• _WRITTEN PROBLEM_: Set every record down verbatim and omit the pictures.

━━━━━ DATA SHOWN

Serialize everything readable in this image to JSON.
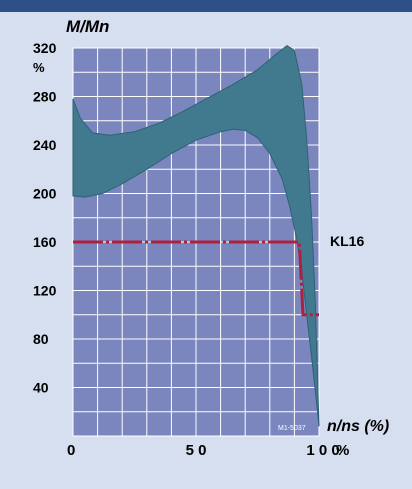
{
  "colors": {
    "page_bg": "#d5dff0",
    "plot_bg": "#7a86bd",
    "grid": "#ffffff",
    "band_fill": "#417a8e",
    "band_edge": "#2e6275",
    "kl16_line": "#b0203e",
    "header_bar": "#2f4f88"
  },
  "chart_data": {
    "type": "area",
    "ylabel": "M/Mn",
    "y_unit": "%",
    "xlabel": "n/ns (%)",
    "x_unit": "%",
    "xlim": [
      0,
      100
    ],
    "ylim": [
      0,
      320
    ],
    "grid": true,
    "x_ticks": [
      {
        "value": 0,
        "label": "0"
      },
      {
        "value": 50,
        "label": "5 0"
      },
      {
        "value": 100,
        "label": "1 0 0"
      }
    ],
    "y_ticks": [
      {
        "value": 40,
        "label": "40"
      },
      {
        "value": 80,
        "label": "80"
      },
      {
        "value": 120,
        "label": "120"
      },
      {
        "value": 160,
        "label": "160"
      },
      {
        "value": 200,
        "label": "200"
      },
      {
        "value": 240,
        "label": "240"
      },
      {
        "value": 280,
        "label": "280"
      },
      {
        "value": 320,
        "label": "320"
      }
    ],
    "series": [
      {
        "kind": "band",
        "upper": [
          [
            0,
            278
          ],
          [
            3,
            262
          ],
          [
            8,
            250
          ],
          [
            15,
            248
          ],
          [
            25,
            251
          ],
          [
            35,
            258
          ],
          [
            45,
            268
          ],
          [
            55,
            279
          ],
          [
            65,
            290
          ],
          [
            75,
            302
          ],
          [
            82,
            314
          ],
          [
            87,
            322
          ],
          [
            90,
            318
          ],
          [
            93,
            290
          ],
          [
            95,
            245
          ],
          [
            97,
            180
          ],
          [
            98.5,
            110
          ],
          [
            99.3,
            55
          ],
          [
            100,
            8
          ]
        ],
        "lower": [
          [
            0,
            198
          ],
          [
            5,
            197
          ],
          [
            12,
            200
          ],
          [
            20,
            208
          ],
          [
            30,
            220
          ],
          [
            40,
            233
          ],
          [
            50,
            244
          ],
          [
            60,
            251
          ],
          [
            65,
            253
          ],
          [
            70,
            252
          ],
          [
            75,
            246
          ],
          [
            80,
            233
          ],
          [
            85,
            212
          ],
          [
            88,
            190
          ],
          [
            91,
            162
          ],
          [
            93,
            135
          ],
          [
            95,
            100
          ],
          [
            97,
            65
          ],
          [
            99,
            28
          ],
          [
            100,
            8
          ]
        ]
      },
      {
        "kind": "line",
        "name": "KL16",
        "style": "dash-dot",
        "values": [
          [
            0,
            160
          ],
          [
            92,
            160
          ],
          [
            93.5,
            100
          ],
          [
            100,
            100
          ]
        ]
      }
    ],
    "annotations": [
      {
        "text": "KL16",
        "x": 100,
        "y": 160
      },
      {
        "text": "M1-5037",
        "x": 90,
        "y": 5
      }
    ]
  }
}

━━━━━━━━━━

• _FULL SOLUTION_:
Serialize everything readable in this image to JSON.
{
  "colors": {
    "page_bg": "#d5dff0",
    "plot_bg": "#7a86bd",
    "grid": "#ffffff",
    "band_fill": "#417a8e",
    "band_edge": "#2e6275",
    "kl16_line": "#b0203e",
    "header_bar": "#2f4f88"
  },
  "chart_data": {
    "type": "area",
    "ylabel": "M/Mn",
    "y_unit": "%",
    "xlabel": "n/ns (%)",
    "x_unit": "%",
    "xlim": [
      0,
      100
    ],
    "ylim": [
      0,
      320
    ],
    "grid": true,
    "x_ticks": [
      {
        "value": 0,
        "label": "0"
      },
      {
        "value": 50,
        "label": "5 0"
      },
      {
        "value": 100,
        "label": "1 0 0"
      }
    ],
    "y_ticks": [
      {
        "value": 40,
        "label": "40"
      },
      {
        "value": 80,
        "label": "80"
      },
      {
        "value": 120,
        "label": "120"
      },
      {
        "value": 160,
        "label": "160"
      },
      {
        "value": 200,
        "label": "200"
      },
      {
        "value": 240,
        "label": "240"
      },
      {
        "value": 280,
        "label": "280"
      },
      {
        "value": 320,
        "label": "320"
      }
    ],
    "series": [
      {
        "kind": "band",
        "upper": [
          [
            0,
            278
          ],
          [
            3,
            262
          ],
          [
            8,
            250
          ],
          [
            15,
            248
          ],
          [
            25,
            251
          ],
          [
            35,
            258
          ],
          [
            45,
            268
          ],
          [
            55,
            279
          ],
          [
            65,
            290
          ],
          [
            75,
            302
          ],
          [
            82,
            314
          ],
          [
            87,
            322
          ],
          [
            90,
            318
          ],
          [
            93,
            290
          ],
          [
            95,
            245
          ],
          [
            97,
            180
          ],
          [
            98.5,
            110
          ],
          [
            99.3,
            55
          ],
          [
            100,
            8
          ]
        ],
        "lower": [
          [
            0,
            198
          ],
          [
            5,
            197
          ],
          [
            12,
            200
          ],
          [
            20,
            208
          ],
          [
            30,
            220
          ],
          [
            40,
            233
          ],
          [
            50,
            244
          ],
          [
            60,
            251
          ],
          [
            65,
            253
          ],
          [
            70,
            252
          ],
          [
            75,
            246
          ],
          [
            80,
            233
          ],
          [
            85,
            212
          ],
          [
            88,
            190
          ],
          [
            91,
            162
          ],
          [
            93,
            135
          ],
          [
            95,
            100
          ],
          [
            97,
            65
          ],
          [
            99,
            28
          ],
          [
            100,
            8
          ]
        ]
      },
      {
        "kind": "line",
        "name": "KL16",
        "style": "dash-dot",
        "values": [
          [
            0,
            160
          ],
          [
            92,
            160
          ],
          [
            93.5,
            100
          ],
          [
            100,
            100
          ]
        ]
      }
    ],
    "annotations": [
      {
        "text": "KL16",
        "x": 100,
        "y": 160
      },
      {
        "text": "M1-5037",
        "x": 90,
        "y": 5
      }
    ]
  }
}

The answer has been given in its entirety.